— START OF EXTRACTED RECORDS —

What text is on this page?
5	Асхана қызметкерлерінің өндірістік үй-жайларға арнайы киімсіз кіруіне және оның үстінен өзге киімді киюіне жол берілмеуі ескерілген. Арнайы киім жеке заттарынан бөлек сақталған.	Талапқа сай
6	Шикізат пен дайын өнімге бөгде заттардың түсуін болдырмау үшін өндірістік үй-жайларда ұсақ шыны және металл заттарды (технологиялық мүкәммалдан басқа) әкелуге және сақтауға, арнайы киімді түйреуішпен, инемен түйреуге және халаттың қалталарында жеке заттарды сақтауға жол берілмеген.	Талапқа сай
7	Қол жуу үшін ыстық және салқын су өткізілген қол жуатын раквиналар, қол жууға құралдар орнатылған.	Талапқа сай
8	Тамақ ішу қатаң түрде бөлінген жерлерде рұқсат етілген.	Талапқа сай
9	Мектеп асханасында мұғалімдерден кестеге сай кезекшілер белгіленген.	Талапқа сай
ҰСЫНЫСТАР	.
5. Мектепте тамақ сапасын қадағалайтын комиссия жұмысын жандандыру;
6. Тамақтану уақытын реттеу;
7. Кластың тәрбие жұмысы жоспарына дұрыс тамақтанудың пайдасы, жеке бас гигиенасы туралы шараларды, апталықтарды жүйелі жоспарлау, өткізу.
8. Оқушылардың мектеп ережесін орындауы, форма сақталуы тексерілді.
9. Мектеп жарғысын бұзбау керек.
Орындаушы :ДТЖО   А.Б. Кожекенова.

— END OF EXTRACTED RECORDS —

[PROBLEM TO WORK ON] Each line of the material above must be retyped precisely.

[SOLUTION]
What text is on this page?
5	Асхана қызметкерлерінің өндірістік үй-жайларға арнайы киімсіз кіруіне және оның үстінен өзге киімді киюіне жол берілмеуі ескерілген. Арнайы киім жеке заттарынан бөлек сақталған.	Талапқа сай
6	Шикізат пен дайын өнімге бөгде заттардың түсуін болдырмау үшін өндірістік үй-жайларда ұсақ шыны және металл заттарды (технологиялық мүкәммалдан басқа) әкелуге және сақтауға, арнайы киімді түйреуішпен, инемен түйреуге және халаттың қалталарында жеке заттарды сақтауға жол берілмеген.	Талапқа сай
7	Қол жуу үшін ыстық және салқын су өткізілген қол жуатын раквиналар, қол жууға құралдар орнатылған.	Талапқа сай
8	Тамақ ішу қатаң түрде бөлінген жерлерде рұқсат етілген.	Талапқа сай
9	Мектеп асханасында мұғалімдерден кестеге сай кезекшілер белгіленген.	Талапқа сай
ҰСЫНЫСТАР	.
5. Мектепте тамақ сапасын қадағалайтын комиссия жұмысын жандандыру;
6. Тамақтану уақытын реттеу;
7. Кластың тәрбие жұмысы жоспарына дұрыс тамақтанудың пайдасы, жеке бас гигиенасы туралы шараларды, апталықтарды жүйелі жоспарлау, өткізу.
8. Оқушылардың мектеп ережесін орындауы, форма сақталуы тексерілді.
9. Мектеп жарғысын бұзбау керек.
Орындаушы :ДТЖО   А.Б. Кожекенова.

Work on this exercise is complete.